[TESTO IN ESAME]
════════

Partiamo individuando un luogo, una data e un episodio storico che hanno condizionato la Storia in modo innaturale e inatteso, un Wendepunkt che ha modificato in modo irreversibile il corso degli eventi, e cerchiamo di scoprire se era dovuto ad un fattore “coperto”. Ad esempio un documento falsificato, un interesse economico segreto, oppure un personaggio che svolgeva negli eventi un ruolo inimmaginabile. Il romanzo in questo senso non è più parassita della Storia, bensì al suo servizio: la libertà del romanziere consente di formulare, sebbene in forma narrativa, ipotesi che integrano o perfino abbattono lo storytelling tradizionale. Il romanzo diventa così uno strumento più potente della saggistica, perché può avere uguale rigore (se vengono citati i documenti e la letteratura scientifica su cui ci si appoggia) e maggiore libertà di manovra. Se poi l’indagine si muove su un piano multidisciplinare, sfruttando esame grafologico e paleografico, indagine medica e perizia criminologica, si può fornire al lettore – senza nulla perdere in entertainement – qualcosa di serio, che resta nel tempo. Possiamo intrattenere, comunicare entusiasmo, divertire e perfino strappare risate, ma sempre condividendo col lettore quelle scoperte che ci hanno appassionato, stupito e talvolta indignato.
Ci racconta la curiosa vicenda del vostro primo romanzo “Imprimatur”?

════════

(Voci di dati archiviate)
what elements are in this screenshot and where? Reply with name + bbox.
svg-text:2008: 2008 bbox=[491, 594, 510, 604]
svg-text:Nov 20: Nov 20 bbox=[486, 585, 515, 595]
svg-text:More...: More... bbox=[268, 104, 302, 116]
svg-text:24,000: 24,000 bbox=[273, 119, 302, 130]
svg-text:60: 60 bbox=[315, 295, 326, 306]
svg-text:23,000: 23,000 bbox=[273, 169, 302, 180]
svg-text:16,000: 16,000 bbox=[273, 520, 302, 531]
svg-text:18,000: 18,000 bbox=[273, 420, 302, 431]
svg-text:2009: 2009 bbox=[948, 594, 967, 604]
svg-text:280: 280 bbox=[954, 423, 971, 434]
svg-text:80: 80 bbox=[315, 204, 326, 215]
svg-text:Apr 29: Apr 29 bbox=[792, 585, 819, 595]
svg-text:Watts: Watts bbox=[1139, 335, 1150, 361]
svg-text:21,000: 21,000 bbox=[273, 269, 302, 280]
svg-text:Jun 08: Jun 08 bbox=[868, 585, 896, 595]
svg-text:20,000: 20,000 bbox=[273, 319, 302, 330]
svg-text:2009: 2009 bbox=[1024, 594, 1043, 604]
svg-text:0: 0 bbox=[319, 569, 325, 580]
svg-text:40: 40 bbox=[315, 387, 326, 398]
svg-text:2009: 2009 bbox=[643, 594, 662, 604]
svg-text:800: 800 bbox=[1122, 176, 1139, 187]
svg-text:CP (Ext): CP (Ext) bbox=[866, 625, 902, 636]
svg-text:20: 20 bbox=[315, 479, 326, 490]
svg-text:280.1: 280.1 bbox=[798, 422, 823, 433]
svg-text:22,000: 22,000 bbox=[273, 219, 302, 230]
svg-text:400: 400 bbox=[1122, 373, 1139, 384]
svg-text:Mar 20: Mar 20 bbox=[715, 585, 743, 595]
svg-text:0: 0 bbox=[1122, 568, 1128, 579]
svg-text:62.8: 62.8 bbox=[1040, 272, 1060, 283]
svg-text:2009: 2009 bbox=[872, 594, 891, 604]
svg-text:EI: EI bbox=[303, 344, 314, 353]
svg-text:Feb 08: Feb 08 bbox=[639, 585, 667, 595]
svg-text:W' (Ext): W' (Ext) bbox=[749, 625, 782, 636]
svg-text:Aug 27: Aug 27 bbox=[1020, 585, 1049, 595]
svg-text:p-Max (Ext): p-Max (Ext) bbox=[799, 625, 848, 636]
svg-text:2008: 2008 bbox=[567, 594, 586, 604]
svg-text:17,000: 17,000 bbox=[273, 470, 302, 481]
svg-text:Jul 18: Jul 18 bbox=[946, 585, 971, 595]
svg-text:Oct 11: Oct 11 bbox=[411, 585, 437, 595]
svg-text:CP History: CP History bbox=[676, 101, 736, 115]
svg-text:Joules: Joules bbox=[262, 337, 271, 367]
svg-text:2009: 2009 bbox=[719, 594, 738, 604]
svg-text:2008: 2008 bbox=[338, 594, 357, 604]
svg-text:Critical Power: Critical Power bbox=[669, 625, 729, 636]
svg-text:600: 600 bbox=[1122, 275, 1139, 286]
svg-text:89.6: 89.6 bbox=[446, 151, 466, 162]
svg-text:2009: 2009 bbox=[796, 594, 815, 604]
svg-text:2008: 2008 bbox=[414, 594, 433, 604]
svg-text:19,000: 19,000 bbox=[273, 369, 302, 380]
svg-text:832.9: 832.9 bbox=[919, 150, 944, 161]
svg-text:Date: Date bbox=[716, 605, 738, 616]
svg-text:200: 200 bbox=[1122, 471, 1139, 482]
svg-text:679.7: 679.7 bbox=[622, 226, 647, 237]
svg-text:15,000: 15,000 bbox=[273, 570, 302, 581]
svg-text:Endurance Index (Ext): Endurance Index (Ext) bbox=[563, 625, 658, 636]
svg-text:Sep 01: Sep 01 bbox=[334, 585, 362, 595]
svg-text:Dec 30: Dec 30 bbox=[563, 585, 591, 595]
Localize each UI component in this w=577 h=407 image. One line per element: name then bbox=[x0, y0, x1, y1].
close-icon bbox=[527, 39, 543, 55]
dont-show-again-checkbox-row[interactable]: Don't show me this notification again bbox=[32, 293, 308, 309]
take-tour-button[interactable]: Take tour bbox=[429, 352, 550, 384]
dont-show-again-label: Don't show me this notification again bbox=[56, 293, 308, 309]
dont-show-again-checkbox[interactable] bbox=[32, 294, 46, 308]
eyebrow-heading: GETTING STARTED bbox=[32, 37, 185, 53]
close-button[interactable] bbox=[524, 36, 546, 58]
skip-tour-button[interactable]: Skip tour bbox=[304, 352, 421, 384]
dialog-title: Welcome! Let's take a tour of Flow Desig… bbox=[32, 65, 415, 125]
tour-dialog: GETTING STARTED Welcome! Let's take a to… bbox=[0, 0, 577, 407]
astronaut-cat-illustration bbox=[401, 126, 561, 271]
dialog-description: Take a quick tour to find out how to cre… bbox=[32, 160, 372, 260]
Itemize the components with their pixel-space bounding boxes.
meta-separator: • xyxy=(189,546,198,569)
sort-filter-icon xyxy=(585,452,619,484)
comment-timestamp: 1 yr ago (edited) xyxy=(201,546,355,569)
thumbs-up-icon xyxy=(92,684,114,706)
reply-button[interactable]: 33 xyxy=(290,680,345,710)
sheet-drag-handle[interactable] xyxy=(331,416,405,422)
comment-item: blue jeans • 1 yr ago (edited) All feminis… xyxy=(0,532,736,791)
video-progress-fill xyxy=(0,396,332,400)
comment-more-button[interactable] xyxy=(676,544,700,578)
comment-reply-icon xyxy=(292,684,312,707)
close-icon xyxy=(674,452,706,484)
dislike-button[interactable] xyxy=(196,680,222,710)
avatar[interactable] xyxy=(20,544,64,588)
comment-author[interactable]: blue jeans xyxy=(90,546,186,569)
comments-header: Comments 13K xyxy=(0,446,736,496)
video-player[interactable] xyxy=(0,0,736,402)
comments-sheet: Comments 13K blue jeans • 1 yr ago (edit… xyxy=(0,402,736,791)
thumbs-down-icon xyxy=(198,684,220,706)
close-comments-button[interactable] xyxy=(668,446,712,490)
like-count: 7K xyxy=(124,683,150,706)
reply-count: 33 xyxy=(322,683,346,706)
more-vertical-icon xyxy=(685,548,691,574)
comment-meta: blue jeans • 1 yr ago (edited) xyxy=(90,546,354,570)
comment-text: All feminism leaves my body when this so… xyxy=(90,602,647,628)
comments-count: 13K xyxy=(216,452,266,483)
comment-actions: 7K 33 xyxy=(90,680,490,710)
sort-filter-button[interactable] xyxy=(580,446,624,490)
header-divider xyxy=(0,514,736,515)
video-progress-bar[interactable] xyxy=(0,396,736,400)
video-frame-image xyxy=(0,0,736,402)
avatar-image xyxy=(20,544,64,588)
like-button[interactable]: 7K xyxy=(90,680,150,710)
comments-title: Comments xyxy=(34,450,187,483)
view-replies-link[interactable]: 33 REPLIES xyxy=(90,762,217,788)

════════

[ATTIVITÀ RICHIESTE]
a – Riformuli in forma di elenco, più concisa, il paragrafo del testo sul romanzo storico che inizia con «Partiamo individuando un luogo», conservandone i fatti principali.
b – Prosegua il testo sul romanzo storico a partire dall'ultima frase riportata.

[LE SUE RISPOSTE]
a –
- Si individuano un luogo, una data e un episodio storico che hanno cambiato la Storia in modo innaturale, inatteso e irreversibile. Si cerca poi di scoprire se dipendessero da un fattore "coperto", come un documento falsificato, un interesse economico segreto o un personaggio dal ruolo inimmaginabile.
- In questo senso il romanzo non è più parassita della Storia, ma al suo servizio. La libertà del romanziere consente di formulare, in forma narrativa, ipotesi che integrano o perfino abbattono lo storytelling tradizionale.
- Il romanzo diventa così più potente della saggistica. Ha uguale rigore, se cita i documenti e la letteratura scientifica su cui si basa, e una maggiore libertà di manovra.
- Un'indagine multidisciplinare può offrire al lettore qualcosa di serio e duraturo senza perdere in intrattenimento. Si avvale di esame grafologico e paleografico, indagine medica e perizia criminologica.
- Si può intrattenere, entusiasmare, divertire e far ridere, condividendo sempre con il lettore le scoperte che hanno appassionato, stupito e talvolta indignato.

b –
Sulla pubblicazione di Imprimatur con Mondadori nel 2002, sulla sparizione del romanzo dalle librerie italiane e sul nostro conseguente ritiro dalla scena editoriale del nostro paese sono già stati scritti fiumi d’inchiostro, non è il caso di ripetere tutto per l’ennesima volta. Chi è interessato però può leggere il libro di Simone Berni Il caso Imprimatur (Edizioni Biblohaus), disponibile anche in ebook, che racconta in modo efficace l’intera vicenda.
A cosa si deve questo “ostracismo” degli editori italiani?
Veramente non l’abbiamo mai ben capito neppure noi. Ci siamo ritrovati coinvolti a nostra insaputa in cose molto più grandi di noi, un po’ come il personaggio di Forrest Gump nel film omonimo. Quando rompemmo con la Mondadori, dopo che il nostro romanzo d'esordio era sparito dalle librerie pur entrato al 4° posto in classifica sul Corriere della Sera, pensavamo che sarebbe stato facile trovare un altro editore. Invece uno dei maggiori agenti italiani ce lo disse chiaro: avete osato ribellarvi alla Mondadori e ora siete come appestati. Insomma, il solito fascismo italiota… Mandammo tutti e tutto a quel paese, decisi a ricominciare da capo oltrefrontiera.
La saga di Atto Melani è terminata?
Adesso, dopo l’uscita in questi giorni di Dissimulatio, il quinto volume della serie, mancano solo gli ultimi due, Unicum e Opus. Ci stiamo lavorando. Nel frattempo pertanto uscirà una trilogia che abbiamo scritto una decina di anni fa, anche questa incentrata su un personaggio realmente esistito: Giangiacomo Caprotti detto Salaì, allievo e figlio adottivo di Leonardo da Vinci.
L’ultimo vostro romanzo in ordine di scrittura, “Malaparte: morte come me” è dedicato, appunto, allo scrittore toscano Curzio Malaparte. Cosa vi ha letterariamente attirato di lui?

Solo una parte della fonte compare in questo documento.